Here are some records; return them all exactly.
____________________
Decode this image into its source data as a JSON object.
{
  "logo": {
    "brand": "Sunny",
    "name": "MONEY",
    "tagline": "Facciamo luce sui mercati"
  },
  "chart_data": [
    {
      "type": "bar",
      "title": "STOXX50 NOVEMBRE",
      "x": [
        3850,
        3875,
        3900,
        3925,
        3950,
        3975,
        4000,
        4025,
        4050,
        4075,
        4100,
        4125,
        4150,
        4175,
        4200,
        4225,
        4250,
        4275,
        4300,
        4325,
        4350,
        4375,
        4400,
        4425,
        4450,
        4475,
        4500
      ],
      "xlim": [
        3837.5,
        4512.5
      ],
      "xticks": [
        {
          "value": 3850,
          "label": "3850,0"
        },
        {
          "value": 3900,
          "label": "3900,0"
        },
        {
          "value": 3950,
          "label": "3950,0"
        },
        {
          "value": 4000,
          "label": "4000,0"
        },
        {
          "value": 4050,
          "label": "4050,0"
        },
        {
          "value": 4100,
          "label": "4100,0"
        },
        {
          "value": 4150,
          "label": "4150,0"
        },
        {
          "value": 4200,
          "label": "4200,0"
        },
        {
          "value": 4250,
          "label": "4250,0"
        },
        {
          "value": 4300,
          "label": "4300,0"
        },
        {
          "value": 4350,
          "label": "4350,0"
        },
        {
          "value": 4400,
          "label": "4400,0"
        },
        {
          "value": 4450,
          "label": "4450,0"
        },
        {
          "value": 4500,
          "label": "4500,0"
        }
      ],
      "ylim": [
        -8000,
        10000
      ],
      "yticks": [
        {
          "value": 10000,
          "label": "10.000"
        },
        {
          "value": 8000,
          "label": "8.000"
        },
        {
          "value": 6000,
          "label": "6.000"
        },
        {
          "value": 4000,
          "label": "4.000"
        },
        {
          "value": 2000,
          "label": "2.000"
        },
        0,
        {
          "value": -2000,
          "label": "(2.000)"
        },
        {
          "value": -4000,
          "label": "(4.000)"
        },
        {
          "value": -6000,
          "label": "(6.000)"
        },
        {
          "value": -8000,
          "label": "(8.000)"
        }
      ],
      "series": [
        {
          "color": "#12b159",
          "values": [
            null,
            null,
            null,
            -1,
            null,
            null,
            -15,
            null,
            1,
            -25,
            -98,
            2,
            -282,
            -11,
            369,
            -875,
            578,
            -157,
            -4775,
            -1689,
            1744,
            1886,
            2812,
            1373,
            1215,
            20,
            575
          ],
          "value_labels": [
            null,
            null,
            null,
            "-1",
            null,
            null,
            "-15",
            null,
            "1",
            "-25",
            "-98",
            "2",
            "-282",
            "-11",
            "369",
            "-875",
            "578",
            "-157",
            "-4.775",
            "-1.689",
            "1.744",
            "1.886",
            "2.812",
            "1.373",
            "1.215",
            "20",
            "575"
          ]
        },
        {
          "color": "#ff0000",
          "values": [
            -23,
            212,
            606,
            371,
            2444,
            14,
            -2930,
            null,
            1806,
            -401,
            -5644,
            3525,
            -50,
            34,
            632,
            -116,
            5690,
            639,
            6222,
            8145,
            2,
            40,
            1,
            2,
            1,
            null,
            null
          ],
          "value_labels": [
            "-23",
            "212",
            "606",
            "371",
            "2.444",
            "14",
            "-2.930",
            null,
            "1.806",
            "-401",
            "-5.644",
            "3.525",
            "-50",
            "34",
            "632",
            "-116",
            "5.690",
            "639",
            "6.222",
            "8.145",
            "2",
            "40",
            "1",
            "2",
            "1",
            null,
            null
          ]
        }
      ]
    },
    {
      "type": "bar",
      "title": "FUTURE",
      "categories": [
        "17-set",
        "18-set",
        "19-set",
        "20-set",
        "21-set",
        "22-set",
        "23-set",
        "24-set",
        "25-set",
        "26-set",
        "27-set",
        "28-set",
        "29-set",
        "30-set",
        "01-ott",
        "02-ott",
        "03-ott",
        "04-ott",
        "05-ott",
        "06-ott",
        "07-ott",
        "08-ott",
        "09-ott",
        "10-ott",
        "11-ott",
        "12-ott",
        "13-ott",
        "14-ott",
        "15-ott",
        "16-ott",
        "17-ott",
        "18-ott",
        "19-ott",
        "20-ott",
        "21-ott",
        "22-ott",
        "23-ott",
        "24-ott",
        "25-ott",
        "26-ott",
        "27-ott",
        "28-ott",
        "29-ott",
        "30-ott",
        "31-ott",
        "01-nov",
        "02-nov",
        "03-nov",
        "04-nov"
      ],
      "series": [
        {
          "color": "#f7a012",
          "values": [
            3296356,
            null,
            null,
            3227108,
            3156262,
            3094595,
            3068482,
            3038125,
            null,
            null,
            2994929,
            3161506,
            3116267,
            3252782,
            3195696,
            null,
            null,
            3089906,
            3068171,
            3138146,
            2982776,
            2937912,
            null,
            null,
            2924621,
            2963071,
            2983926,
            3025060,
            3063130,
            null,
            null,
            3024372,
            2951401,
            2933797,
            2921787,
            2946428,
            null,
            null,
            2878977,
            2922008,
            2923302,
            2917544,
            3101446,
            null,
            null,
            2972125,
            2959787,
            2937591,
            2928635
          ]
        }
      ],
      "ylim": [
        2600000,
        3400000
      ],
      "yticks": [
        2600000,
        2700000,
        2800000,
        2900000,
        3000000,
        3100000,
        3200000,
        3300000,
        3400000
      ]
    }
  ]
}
____________________
-- OUTPUT FOR THIS TASK --
Decode this image into its source data as a JSON object.
{
  "logo": {
    "brand": "Sunny",
    "name": "MONEY",
    "tagline": "Facciamo luce sui mercati"
  },
  "chart_data": [
    {
      "type": "bar",
      "title": "STOXX50 NOVEMBRE",
      "x": [
        3850,
        3875,
        3900,
        3925,
        3950,
        3975,
        4000,
        4025,
        4050,
        4075,
        4100,
        4125,
        4150,
        4175,
        4200,
        4225,
        4250,
        4275,
        4300,
        4325,
        4350,
        4375,
        4400,
        4425,
        4450,
        4475,
        4500
      ],
      "xlim": [
        3837.5,
        4512.5
      ],
      "xticks": [
        {
          "value": 3850,
          "label": "3850,0"
        },
        {
          "value": 3900,
          "label": "3900,0"
        },
        {
          "value": 3950,
          "label": "3950,0"
        },
        {
          "value": 4000,
          "label": "4000,0"
        },
        {
          "value": 4050,
          "label": "4050,0"
        },
        {
          "value": 4100,
          "label": "4100,0"
        },
        {
          "value": 4150,
          "label": "4150,0"
        },
        {
          "value": 4200,
          "label": "4200,0"
        },
        {
          "value": 4250,
          "label": "4250,0"
        },
        {
          "value": 4300,
          "label": "4300,0"
        },
        {
          "value": 4350,
          "label": "4350,0"
        },
        {
          "value": 4400,
          "label": "4400,0"
        },
        {
          "value": 4450,
          "label": "4450,0"
        },
        {
          "value": 4500,
          "label": "4500,0"
        }
      ],
      "ylim": [
        -8000,
        10000
      ],
      "yticks": [
        {
          "value": 10000,
          "label": "10.000"
        },
        {
          "value": 8000,
          "label": "8.000"
        },
        {
          "value": 6000,
          "label": "6.000"
        },
        {
          "value": 4000,
          "label": "4.000"
        },
        {
          "value": 2000,
          "label": "2.000"
        },
        0,
        {
          "value": -2000,
          "label": "(2.000)"
        },
        {
          "value": -4000,
          "label": "(4.000)"
        },
        {
          "value": -6000,
          "label": "(6.000)"
        },
        {
          "value": -8000,
          "label": "(8.000)"
        }
      ],
      "series": [
        {
          "color": "#12b159",
          "values": [
            null,
            null,
            null,
            -1,
            null,
            null,
            -15,
            null,
            1,
            -25,
            -98,
            2,
            -282,
            -11,
            369,
            -875,
            578,
            -157,
            -4775,
            -1689,
            1744,
            1886,
            2812,
            1373,
            1215,
            20,
            575
          ],
          "value_labels": [
            null,
            null,
            null,
            "-1",
            null,
            null,
            "-15",
            null,
            "1",
            "-25",
            "-98",
            "2",
            "-282",
            "-11",
            "369",
            "-875",
            "578",
            "-157",
            "-4.775",
            "-1.689",
            "1.744",
            "1.886",
            "2.812",
            "1.373",
            "1.215",
            "20",
            "575"
          ]
        },
        {
          "color": "#ff0000",
          "values": [
            -23,
            212,
            606,
            371,
            2444,
            14,
            -2930,
            null,
            1806,
            -401,
            -5644,
            3525,
            -50,
            34,
            632,
            -116,
            5690,
            639,
            6222,
            8145,
            2,
            40,
            1,
            2,
            1,
            null,
            null
          ],
          "value_labels": [
            "-23",
            "212",
            "606",
            "371",
            "2.444",
            "14",
            "-2.930",
            null,
            "1.806",
            "-401",
            "-5.644",
            "3.525",
            "-50",
            "34",
            "632",
            "-116",
            "5.690",
            "639",
            "6.222",
            "8.145",
            "2",
            "40",
            "1",
            "2",
            "1",
            null,
            null
          ]
        }
      ]
    },
    {
      "type": "bar",
      "title": "FUTURE",
      "categories": [
        "17-set",
        "18-set",
        "19-set",
        "20-set",
        "21-set",
        "22-set",
        "23-set",
        "24-set",
        "25-set",
        "26-set",
        "27-set",
        "28-set",
        "29-set",
        "30-set",
        "01-ott",
        "02-ott",
        "03-ott",
        "04-ott",
        "05-ott",
        "06-ott",
        "07-ott",
        "08-ott",
        "09-ott",
        "10-ott",
        "11-ott",
        "12-ott",
        "13-ott",
        "14-ott",
        "15-ott",
        "16-ott",
        "17-ott",
        "18-ott",
        "19-ott",
        "20-ott",
        "21-ott",
        "22-ott",
        "23-ott",
        "24-ott",
        "25-ott",
        "26-ott",
        "27-ott",
        "28-ott",
        "29-ott",
        "30-ott",
        "31-ott",
        "01-nov",
        "02-nov",
        "03-nov",
        "04-nov"
      ],
      "series": [
        {
          "color": "#f7a012",
          "values": [
            3296356,
            null,
            null,
            3227108,
            3156262,
            3094595,
            3068482,
            3038125,
            null,
            null,
            2994929,
            3161506,
            3116267,
            3252782,
            3195696,
            null,
            null,
            3089906,
            3068171,
            3138146,
            2982776,
            2937912,
            null,
            null,
            2924621,
            2963071,
            2983926,
            3025060,
            3063130,
            null,
            null,
            3024372,
            2951401,
            2933797,
            2921787,
            2946428,
            null,
            null,
            2878977,
            2922008,
            2923302,
            2917544,
            3101446,
            null,
            null,
            2972125,
            2959787,
            2937591,
            2928635
          ]
        }
      ],
      "ylim": [
        2600000,
        3400000
      ],
      "yticks": [
        2600000,
        2700000,
        2800000,
        2900000,
        3000000,
        3100000,
        3200000,
        3300000,
        3400000
      ]
    }
  ]
}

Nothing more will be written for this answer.